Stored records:
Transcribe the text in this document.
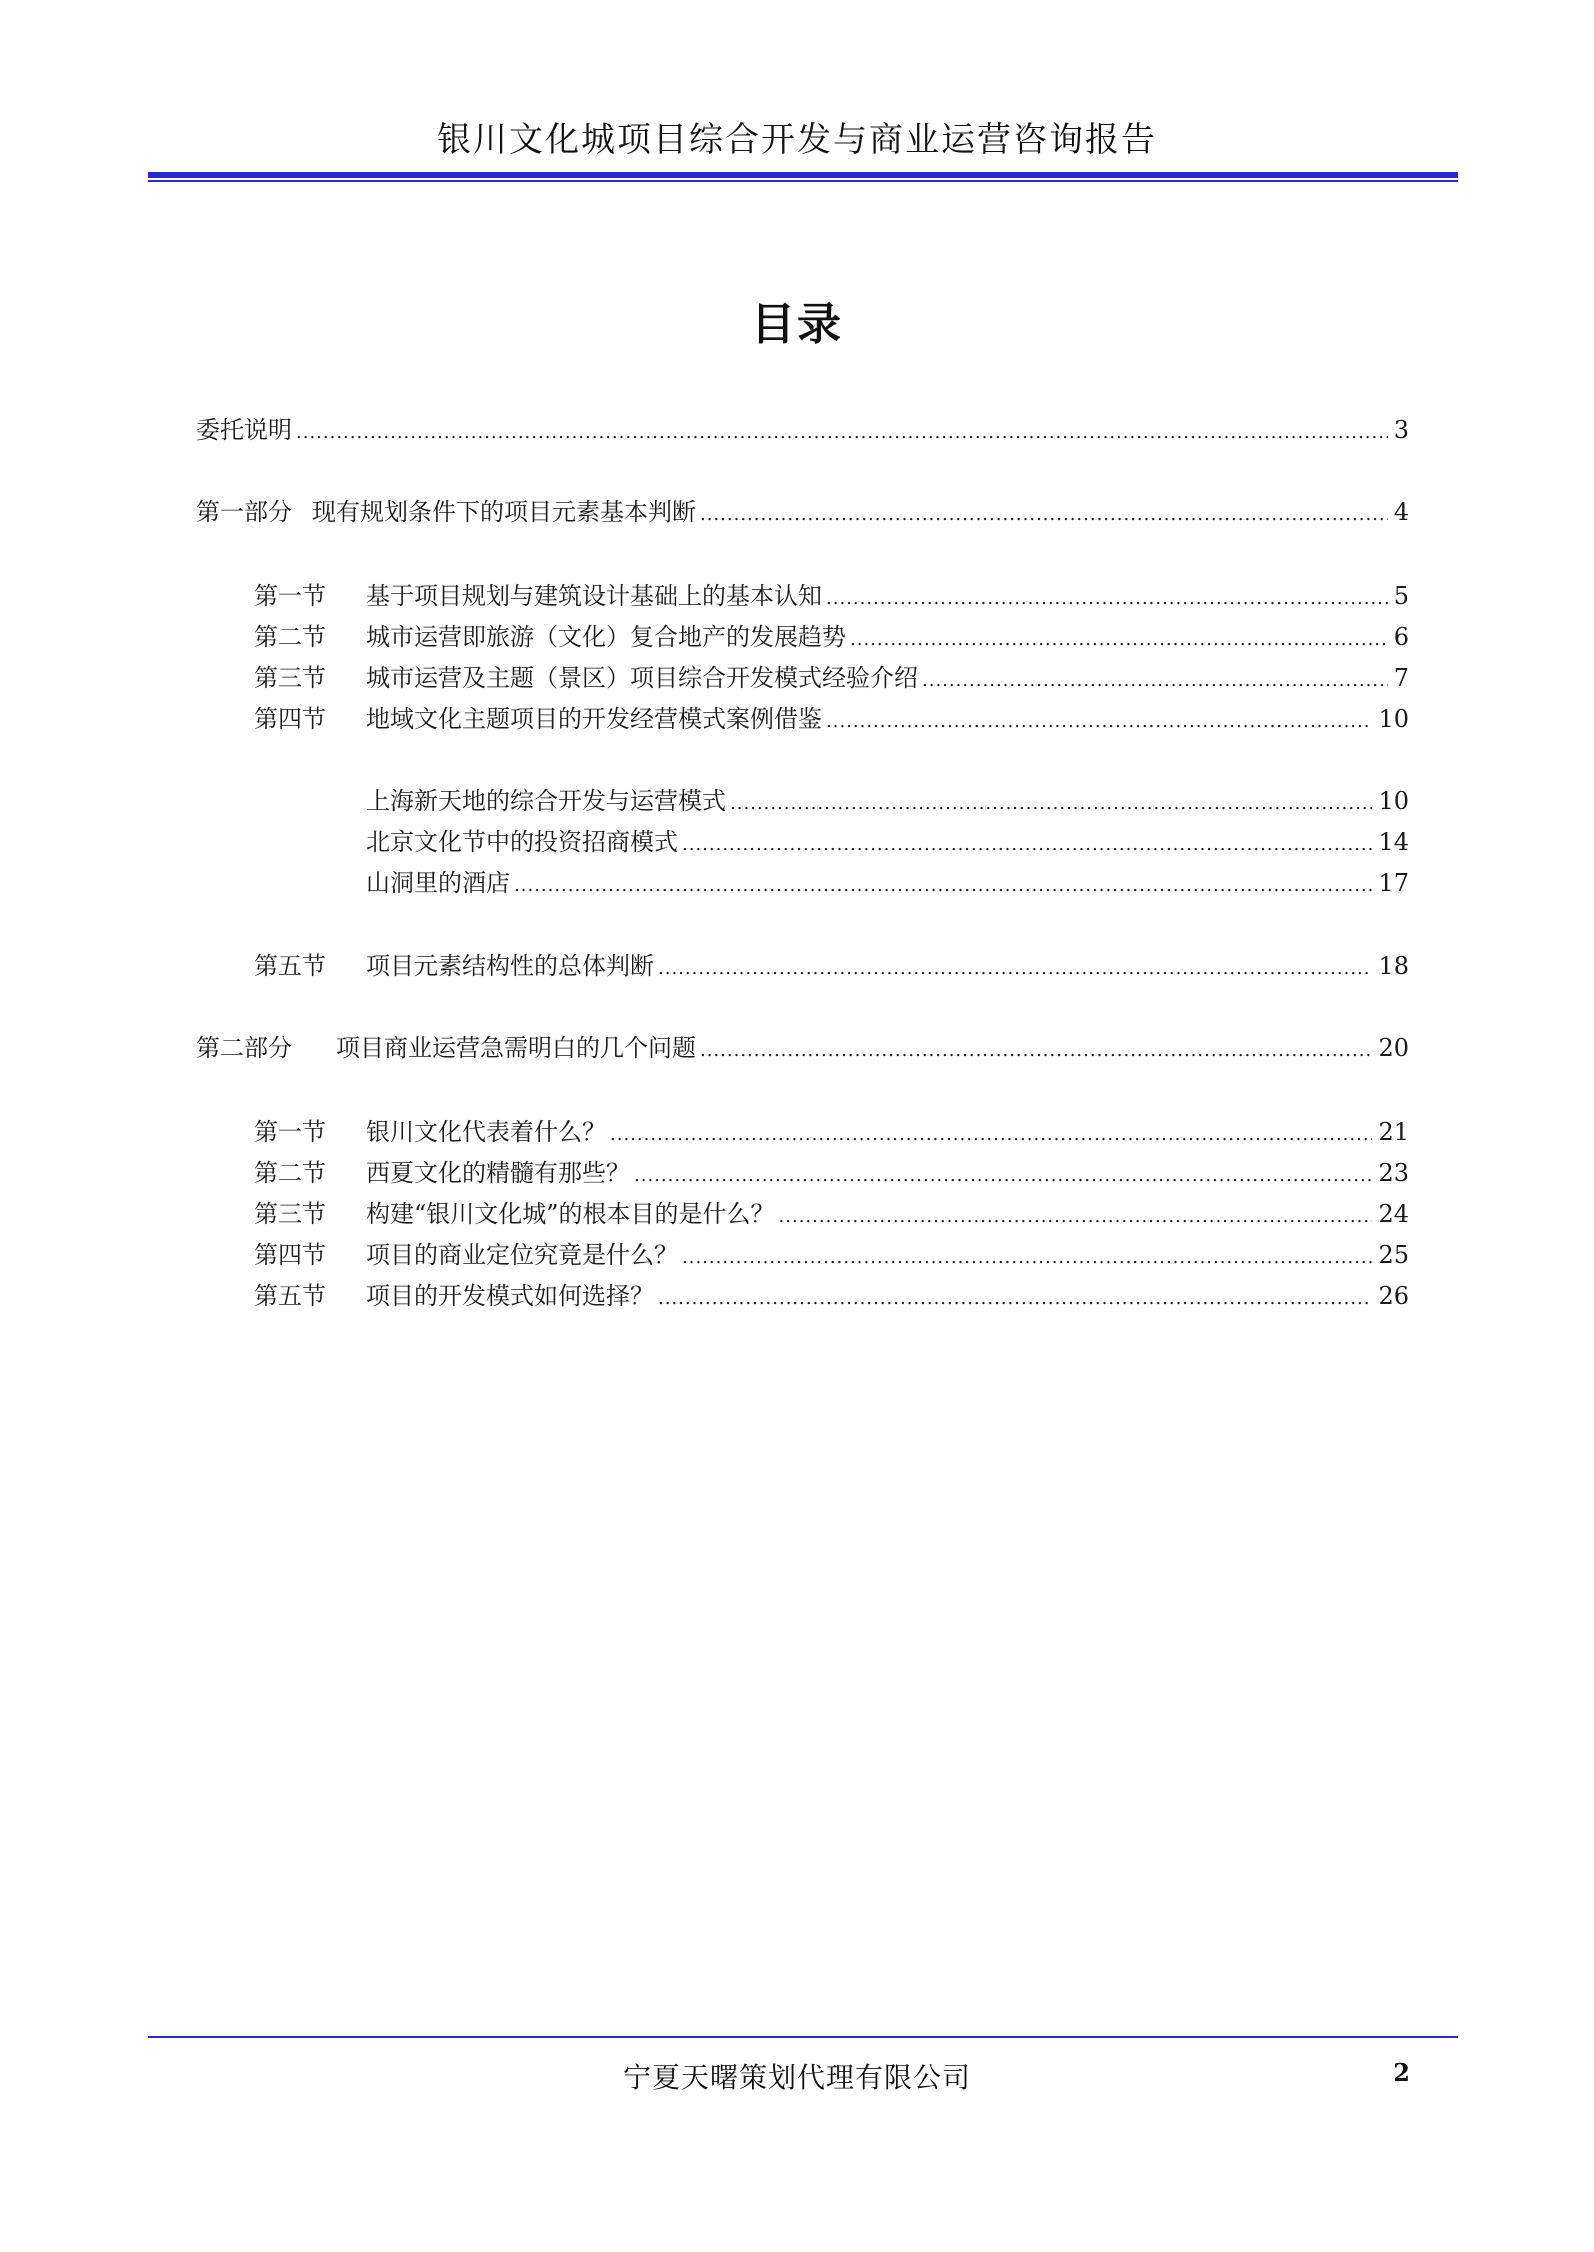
银川文化城项目综合开发与商业运营咨询报告
目录
委托说明 .....	3
第一部分 现有规划条件下的项目元素基本判断 .....	4
第一节	基于项目规划与建筑设计基础上的基本认知 .....	5
第二节	城市运营即旅游（文化）复合地产的发展趋势 .....	6
第三节	城市运营及主题（景区）项目综合开发模式经验介绍 .....	7
第四节	地域文化主题项目的开发经营模式案例借鉴 .....	10
上海新天地的综合开发与运营模式 .....	10
北京文化节中的投资招商模式 .....	14
山洞里的酒店 .....	17
第五节	项目元素结构性的总体判断 .....	18
第二部分	项目商业运营急需明白的几个问题 .....	20
第一节	银川文化代表着什么？ .....	21
第二节	西夏文化的精髓有那些？ .....	23
第三节	构建“银川文化城”的根本目的是什么？ .....	24
第四节	项目的商业定位究竟是什么？ .....	25
第五节	项目的开发模式如何选择？ .....	26
宁夏天曙策划代理有限公司	2
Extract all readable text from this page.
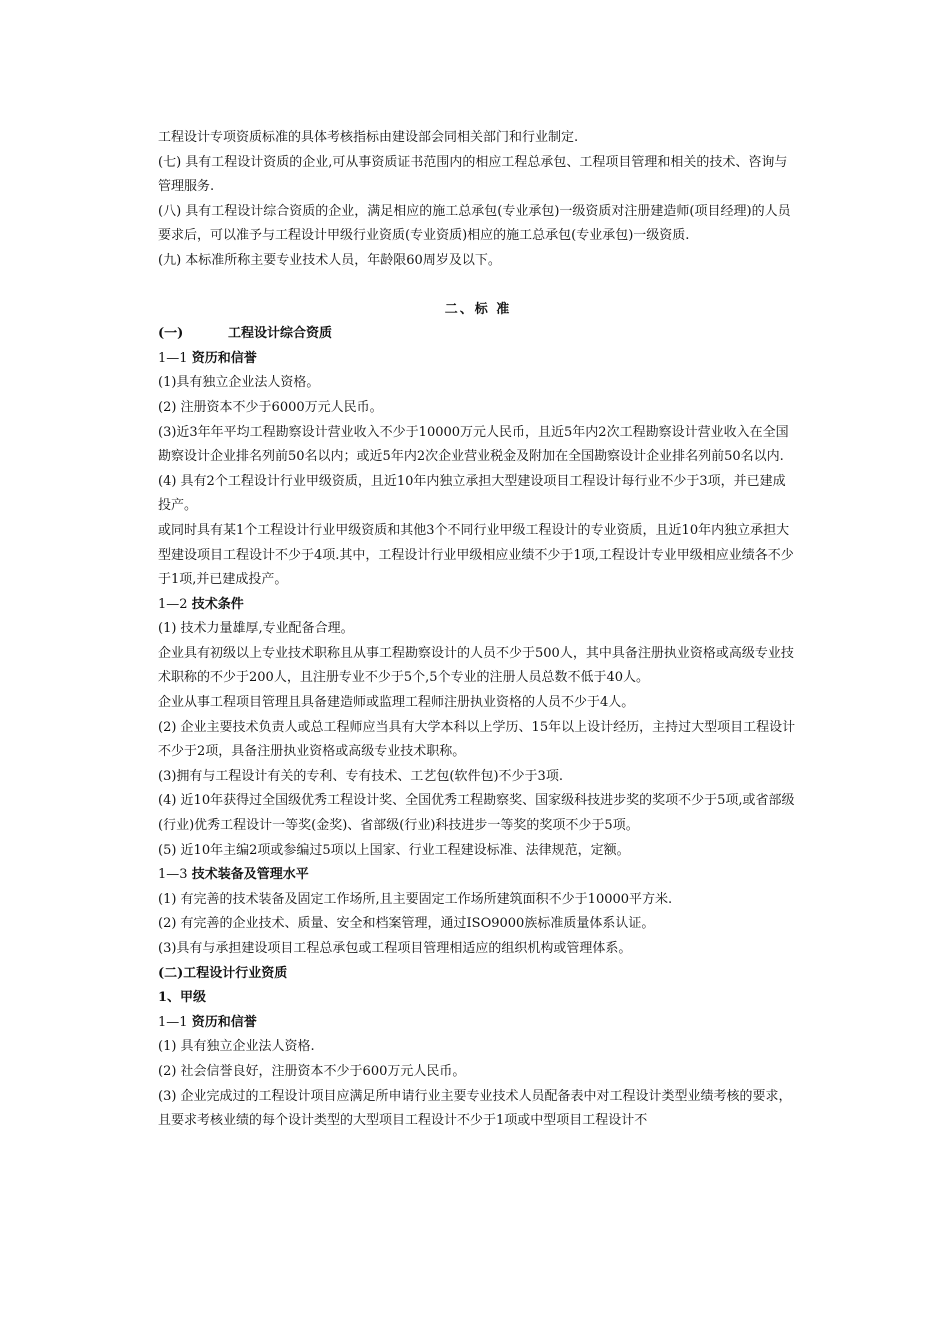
工程设计专项资质标准的具体考核指标由建设部会同相关部门和行业制定.

(七) 具有工程设计资质的企业,可从事资质证书范围内的相应工程总承包、工程项目管理和相关的技术、咨询与管理服务.

(八) 具有工程设计综合资质的企业，满足相应的施工总承包(专业承包)一级资质对注册建造师(项目经理)的人员要求后，可以准予与工程设计甲级行业资质(专业资质)相应的施工总承包(专业承包)一级资质.

(九) 本标准所称主要专业技术人员，年龄限60周岁及以下。

二、标 准

(一)	工程设计综合资质

1—1 资历和信誉

(1)具有独立企业法人资格。

(2) 注册资本不少于6000万元人民币。

(3)近3年年平均工程勘察设计营业收入不少于10000万元人民币，且近5年内2次工程勘察设计营业收入在全国勘察设计企业排名列前50名以内；或近5年内2次企业营业税金及附加在全国勘察设计企业排名列前50名以内.

(4) 具有2个工程设计行业甲级资质，且近10年内独立承担大型建设项目工程设计每行业不少于3项，并已建成投产。

或同时具有某1个工程设计行业甲级资质和其他3个不同行业甲级工程设计的专业资质，且近10年内独立承担大型建设项目工程设计不少于4项.其中，工程设计行业甲级相应业绩不少于1项,工程设计专业甲级相应业绩各不少于1项,并已建成投产。

1—2 技术条件

(1) 技术力量雄厚,专业配备合理。

企业具有初级以上专业技术职称且从事工程勘察设计的人员不少于500人，其中具备注册执业资格或高级专业技术职称的不少于200人，且注册专业不少于5个,5个专业的注册人员总数不低于40人。

企业从事工程项目管理且具备建造师或监理工程师注册执业资格的人员不少于4人。

(2) 企业主要技术负责人或总工程师应当具有大学本科以上学历、15年以上设计经历，主持过大型项目工程设计不少于2项，具备注册执业资格或高级专业技术职称。

(3)拥有与工程设计有关的专利、专有技术、工艺包(软件包)不少于3项.

(4) 近10年获得过全国级优秀工程设计奖、全国优秀工程勘察奖、国家级科技进步奖的奖项不少于5项,或省部级(行业)优秀工程设计一等奖(金奖)、省部级(行业)科技进步一等奖的奖项不少于5项。

(5) 近10年主编2项或参编过5项以上国家、行业工程建设标准、法律规范，定额。

1—3 技术装备及管理水平

(1) 有完善的技术装备及固定工作场所,且主要固定工作场所建筑面积不少于10000平方米.

(2) 有完善的企业技术、质量、安全和档案管理，通过ISO9000族标准质量体系认证。

(3)具有与承担建设项目工程总承包或工程项目管理相适应的组织机构或管理体系。

(二)工程设计行业资质

1、甲级

1—1 资历和信誉

(1) 具有独立企业法人资格.

(2) 社会信誉良好，注册资本不少于600万元人民币。

(3) 企业完成过的工程设计项目应满足所申请行业主要专业技术人员配备表中对工程设计类型业绩考核的要求，且要求考核业绩的每个设计类型的大型项目工程设计不少于1项或中型项目工程设计不
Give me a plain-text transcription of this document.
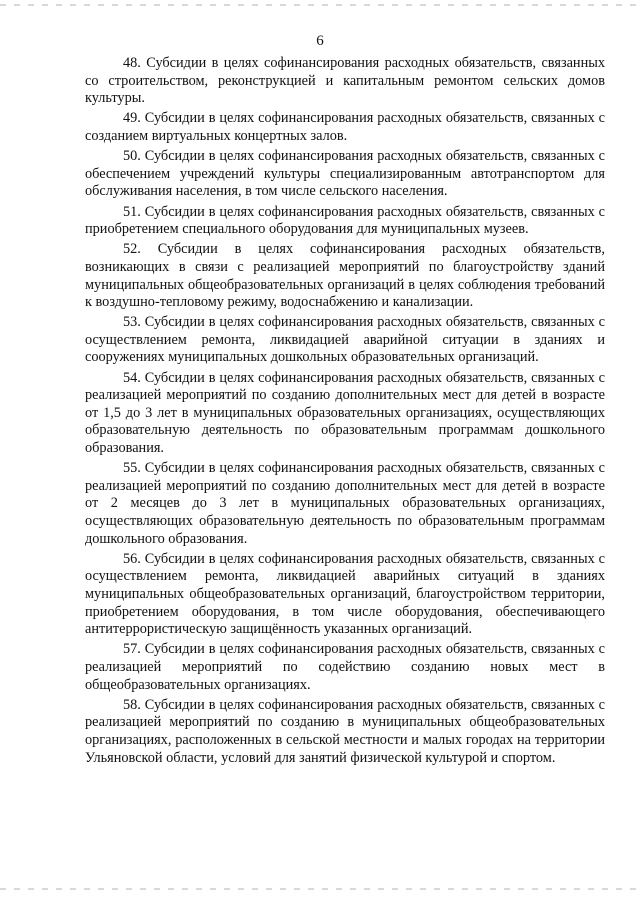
6

48. Субсидии в целях софинансирования расходных обязательств, связанных со строительством, реконструкцией и капитальным ремонтом сельских домов культуры.

49. Субсидии в целях софинансирования расходных обязательств, связанных с созданием виртуальных концертных залов.

50. Субсидии в целях софинансирования расходных обязательств, связанных с обеспечением учреждений культуры специализированным автотранспортом для обслуживания населения, в том числе сельского населения.

51. Субсидии в целях софинансирования расходных обязательств, связанных с приобретением специального оборудования для муниципальных музеев.

52. Субсидии в целях софинансирования расходных обязательств, возникающих в связи с реализацией мероприятий по благоустройству зданий муниципальных общеобразовательных организаций в целях соблюдения требований к воздушно-тепловому режиму, водоснабжению и канализации.

53. Субсидии в целях софинансирования расходных обязательств, связанных с осуществлением ремонта, ликвидацией аварийной ситуации в зданиях и сооружениях муниципальных дошкольных образовательных организаций.

54. Субсидии в целях софинансирования расходных обязательств, связанных с реализацией мероприятий по созданию дополнительных мест для детей в возрасте от 1,5 до 3 лет в муниципальных образовательных организациях, осуществляющих образовательную деятельность по образовательным программам дошкольного образования.

55. Субсидии в целях софинансирования расходных обязательств, связанных с реализацией мероприятий по созданию дополнительных мест для детей в возрасте от 2 месяцев до 3 лет в муниципальных образовательных организациях, осуществляющих образовательную деятельность по образовательным программам дошкольного образования.

56. Субсидии в целях софинансирования расходных обязательств, связанных с осуществлением ремонта, ликвидацией аварийных ситуаций в зданиях муниципальных общеобразовательных организаций, благоустройством территории, приобретением оборудования, в том числе оборудования, обеспечивающего антитеррористическую защищённость указанных организаций.

57. Субсидии в целях софинансирования расходных обязательств, связанных с реализацией мероприятий по содействию созданию новых мест в общеобразовательных организациях.

58. Субсидии в целях софинансирования расходных обязательств, связанных с реализацией мероприятий по созданию в муниципальных общеобразовательных организациях, расположенных в сельской местности и малых городах на территории Ульяновской области, условий для занятий физической культурой и спортом.
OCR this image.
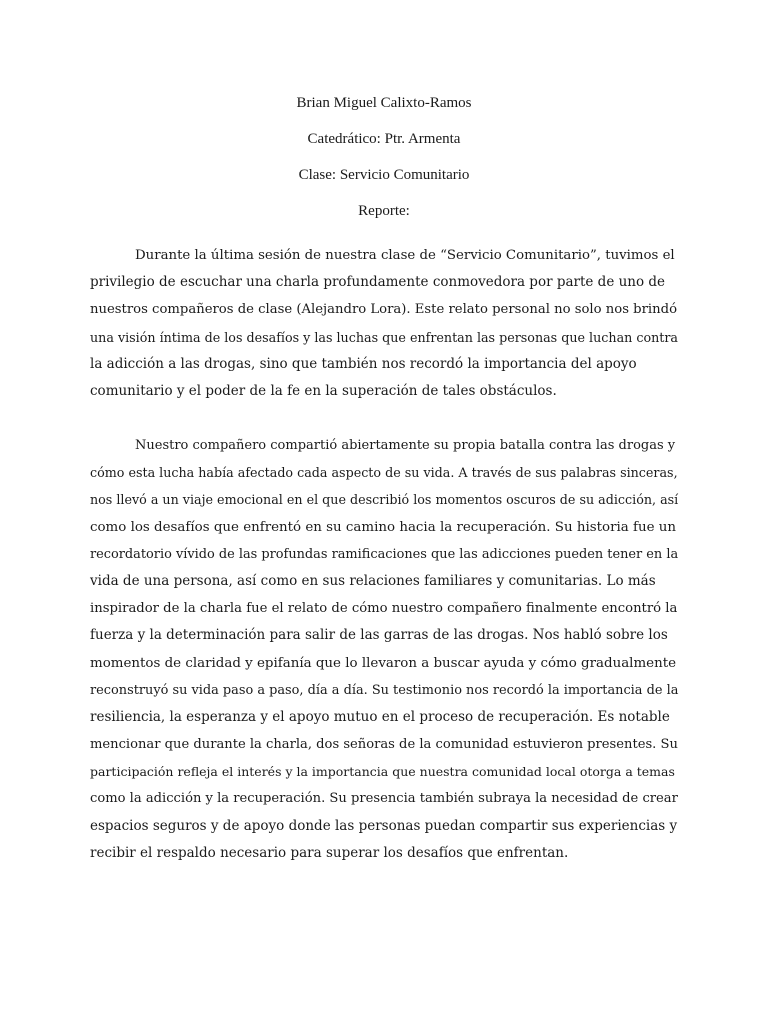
Brian Miguel Calixto-Ramos
Catedrático: Ptr. Armenta
Clase: Servicio Comunitario
Reporte:
Durante la última sesión de nuestra clase de “Servicio Comunitario”, tuvimos el
privilegio de escuchar una charla profundamente conmovedora por parte de uno de
nuestros compañeros de clase (Alejandro Lora). Este relato personal no solo nos brindó
una visión íntima de los desafíos y las luchas que enfrentan las personas que luchan contra
la adicción a las drogas, sino que también nos recordó la importancia del apoyo
comunitario y el poder de la fe en la superación de tales obstáculos.
Nuestro compañero compartió abiertamente su propia batalla contra las drogas y
cómo esta lucha había afectado cada aspecto de su vida. A través de sus palabras sinceras,
nos llevó a un viaje emocional en el que describió los momentos oscuros de su adicción, así
como los desafíos que enfrentó en su camino hacia la recuperación. Su historia fue un
recordatorio vívido de las profundas ramificaciones que las adicciones pueden tener en la
vida de una persona, así como en sus relaciones familiares y comunitarias. Lo más
inspirador de la charla fue el relato de cómo nuestro compañero finalmente encontró la
fuerza y la determinación para salir de las garras de las drogas. Nos habló sobre los
momentos de claridad y epifanía que lo llevaron a buscar ayuda y cómo gradualmente
reconstruyó su vida paso a paso, día a día. Su testimonio nos recordó la importancia de la
resiliencia, la esperanza y el apoyo mutuo en el proceso de recuperación. Es notable
mencionar que durante la charla, dos señoras de la comunidad estuvieron presentes. Su
participación refleja el interés y la importancia que nuestra comunidad local otorga a temas
como la adicción y la recuperación. Su presencia también subraya la necesidad de crear
espacios seguros y de apoyo donde las personas puedan compartir sus experiencias y
recibir el respaldo necesario para superar los desafíos que enfrentan.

§ **Challenge**
Scan the material above. Extract every line in which the word "this" occurs.

§ **Worked answer**
Transcribe the text in this document.
Extract all readable text from this page.
Give me a plain-text transcription of this document.
OCR this image.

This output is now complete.